All of the data needs to be repeated exactly.

# RECORDS FOR THIS TASK:
········

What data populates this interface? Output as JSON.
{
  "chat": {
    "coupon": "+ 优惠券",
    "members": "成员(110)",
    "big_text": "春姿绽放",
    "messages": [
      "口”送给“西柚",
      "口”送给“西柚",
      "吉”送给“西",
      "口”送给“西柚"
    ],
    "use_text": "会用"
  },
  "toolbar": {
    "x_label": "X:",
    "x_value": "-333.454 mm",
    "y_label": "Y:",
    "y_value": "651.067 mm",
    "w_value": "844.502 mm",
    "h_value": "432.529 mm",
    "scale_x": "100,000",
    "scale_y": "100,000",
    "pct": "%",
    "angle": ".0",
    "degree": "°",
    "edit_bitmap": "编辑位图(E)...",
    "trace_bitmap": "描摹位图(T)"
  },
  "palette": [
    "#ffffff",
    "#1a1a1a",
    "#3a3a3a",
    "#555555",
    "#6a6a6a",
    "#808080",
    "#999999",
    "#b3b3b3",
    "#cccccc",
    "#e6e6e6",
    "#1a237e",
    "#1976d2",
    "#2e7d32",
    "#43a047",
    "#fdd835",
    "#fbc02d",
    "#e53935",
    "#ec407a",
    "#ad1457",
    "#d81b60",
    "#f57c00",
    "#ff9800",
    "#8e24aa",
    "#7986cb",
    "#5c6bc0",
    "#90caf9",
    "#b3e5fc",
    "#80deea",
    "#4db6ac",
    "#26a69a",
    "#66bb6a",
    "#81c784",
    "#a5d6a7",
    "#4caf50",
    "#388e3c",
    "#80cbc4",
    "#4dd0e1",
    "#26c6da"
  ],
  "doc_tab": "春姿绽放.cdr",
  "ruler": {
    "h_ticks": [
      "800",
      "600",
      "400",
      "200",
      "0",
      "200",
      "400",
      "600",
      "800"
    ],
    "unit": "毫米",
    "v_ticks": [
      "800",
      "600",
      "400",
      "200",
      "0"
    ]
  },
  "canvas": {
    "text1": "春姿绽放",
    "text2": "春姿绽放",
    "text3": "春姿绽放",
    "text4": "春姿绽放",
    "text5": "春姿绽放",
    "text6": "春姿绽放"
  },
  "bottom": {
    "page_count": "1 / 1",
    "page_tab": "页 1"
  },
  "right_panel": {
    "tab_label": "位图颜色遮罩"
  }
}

········

# RESPONSE TO THIS TASK:
What data populates this interface? Output as JSON.
{
  "chat": {
    "coupon": "+ 优惠券",
    "members": "成员(110)",
    "big_text": "春姿绽放",
    "messages": [
      "口”送给“西柚",
      "口”送给“西柚",
      "吉”送给“西",
      "口”送给“西柚"
    ],
    "use_text": "会用"
  },
  "toolbar": {
    "x_label": "X:",
    "x_value": "-333.454 mm",
    "y_label": "Y:",
    "y_value": "651.067 mm",
    "w_value": "844.502 mm",
    "h_value": "432.529 mm",
    "scale_x": "100,000",
    "scale_y": "100,000",
    "pct": "%",
    "angle": ".0",
    "degree": "°",
    "edit_bitmap": "编辑位图(E)...",
    "trace_bitmap": "描摹位图(T)"
  },
  "palette": [
    "#ffffff",
    "#1a1a1a",
    "#3a3a3a",
    "#555555",
    "#6a6a6a",
    "#808080",
    "#999999",
    "#b3b3b3",
    "#cccccc",
    "#e6e6e6",
    "#1a237e",
    "#1976d2",
    "#2e7d32",
    "#43a047",
    "#fdd835",
    "#fbc02d",
    "#e53935",
    "#ec407a",
    "#ad1457",
    "#d81b60",
    "#f57c00",
    "#ff9800",
    "#8e24aa",
    "#7986cb",
    "#5c6bc0",
    "#90caf9",
    "#b3e5fc",
    "#80deea",
    "#4db6ac",
    "#26a69a",
    "#66bb6a",
    "#81c784",
    "#a5d6a7",
    "#4caf50",
    "#388e3c",
    "#80cbc4",
    "#4dd0e1",
    "#26c6da"
  ],
  "doc_tab": "春姿绽放.cdr",
  "ruler": {
    "h_ticks": [
      "800",
      "600",
      "400",
      "200",
      "0",
      "200",
      "400",
      "600",
      "800"
    ],
    "unit": "毫米",
    "v_ticks": [
      "800",
      "600",
      "400",
      "200",
      "0"
    ]
  },
  "canvas": {
    "text1": "春姿绽放",
    "text2": "春姿绽放",
    "text3": "春姿绽放",
    "text4": "春姿绽放",
    "text5": "春姿绽放",
    "text6": "春姿绽放"
  },
  "bottom": {
    "page_count": "1 / 1",
    "page_tab": "页 1"
  },
  "right_panel": {
    "tab_label": "位图颜色遮罩"
  }
}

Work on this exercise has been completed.